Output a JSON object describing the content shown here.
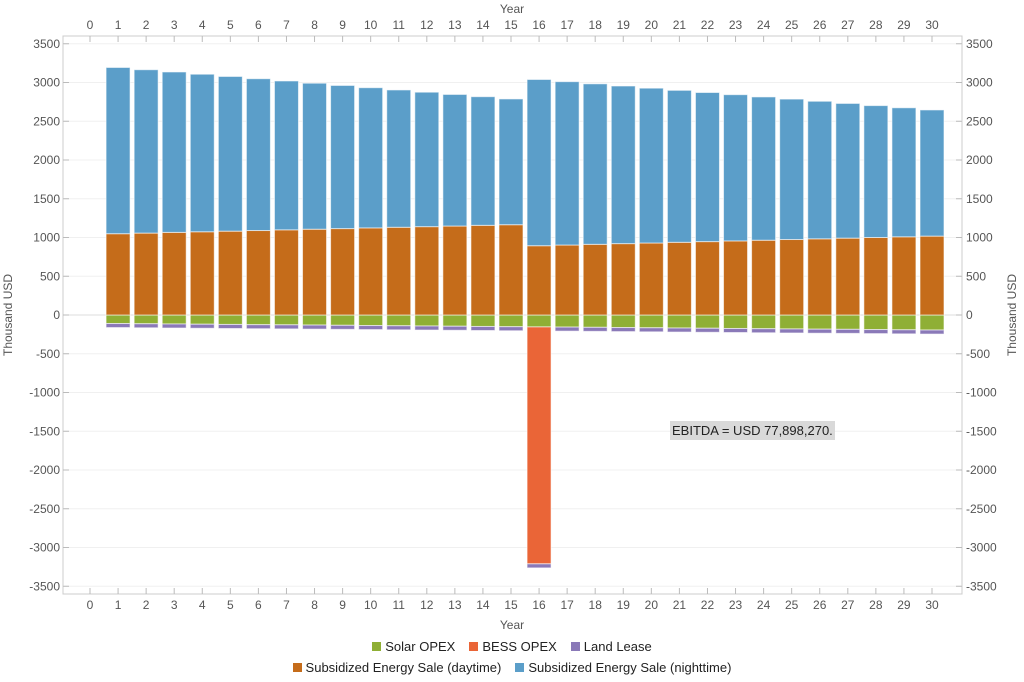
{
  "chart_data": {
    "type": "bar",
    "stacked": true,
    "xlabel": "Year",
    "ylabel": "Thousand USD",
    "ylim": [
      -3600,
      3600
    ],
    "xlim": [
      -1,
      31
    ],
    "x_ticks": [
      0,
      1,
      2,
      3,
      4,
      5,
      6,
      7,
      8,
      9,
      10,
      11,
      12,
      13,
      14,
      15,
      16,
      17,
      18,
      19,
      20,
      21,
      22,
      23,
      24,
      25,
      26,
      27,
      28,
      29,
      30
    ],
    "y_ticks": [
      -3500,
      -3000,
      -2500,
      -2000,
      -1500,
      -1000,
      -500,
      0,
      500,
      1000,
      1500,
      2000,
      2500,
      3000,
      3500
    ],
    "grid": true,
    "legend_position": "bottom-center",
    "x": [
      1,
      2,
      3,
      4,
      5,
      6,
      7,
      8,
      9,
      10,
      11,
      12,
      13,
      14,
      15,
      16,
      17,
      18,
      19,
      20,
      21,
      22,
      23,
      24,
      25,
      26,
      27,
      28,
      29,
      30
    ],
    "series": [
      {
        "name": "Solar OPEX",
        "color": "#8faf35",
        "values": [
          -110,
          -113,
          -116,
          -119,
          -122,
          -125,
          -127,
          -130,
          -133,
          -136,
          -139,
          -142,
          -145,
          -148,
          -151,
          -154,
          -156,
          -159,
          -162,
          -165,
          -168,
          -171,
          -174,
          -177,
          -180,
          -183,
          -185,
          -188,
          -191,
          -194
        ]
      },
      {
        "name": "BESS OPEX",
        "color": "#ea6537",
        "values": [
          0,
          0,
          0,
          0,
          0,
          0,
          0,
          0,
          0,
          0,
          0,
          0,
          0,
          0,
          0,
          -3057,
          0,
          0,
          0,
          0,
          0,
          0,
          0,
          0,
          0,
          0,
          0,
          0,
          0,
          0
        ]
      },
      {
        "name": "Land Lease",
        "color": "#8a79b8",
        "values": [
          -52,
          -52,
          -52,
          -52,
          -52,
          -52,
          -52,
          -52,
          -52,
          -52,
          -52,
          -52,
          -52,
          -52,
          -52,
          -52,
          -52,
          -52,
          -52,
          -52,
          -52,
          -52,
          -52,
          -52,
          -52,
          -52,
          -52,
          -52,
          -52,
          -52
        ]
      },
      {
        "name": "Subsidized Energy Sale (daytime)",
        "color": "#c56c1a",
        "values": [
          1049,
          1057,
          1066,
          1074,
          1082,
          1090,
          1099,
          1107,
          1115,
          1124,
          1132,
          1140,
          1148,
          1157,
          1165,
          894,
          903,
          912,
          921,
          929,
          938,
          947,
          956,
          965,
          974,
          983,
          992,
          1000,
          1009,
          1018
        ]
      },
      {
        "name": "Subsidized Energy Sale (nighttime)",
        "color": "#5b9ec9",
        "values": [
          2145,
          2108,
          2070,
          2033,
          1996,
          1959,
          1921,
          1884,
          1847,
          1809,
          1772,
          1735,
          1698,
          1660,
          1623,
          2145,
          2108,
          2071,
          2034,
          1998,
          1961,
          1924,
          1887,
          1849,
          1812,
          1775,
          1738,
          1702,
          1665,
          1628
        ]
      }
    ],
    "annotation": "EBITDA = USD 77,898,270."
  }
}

EXERCISE REQUIREMENTS:
Across the entries, how many lines contain "Subsidized"? Reply with the number only.

THE SOLUTION:
2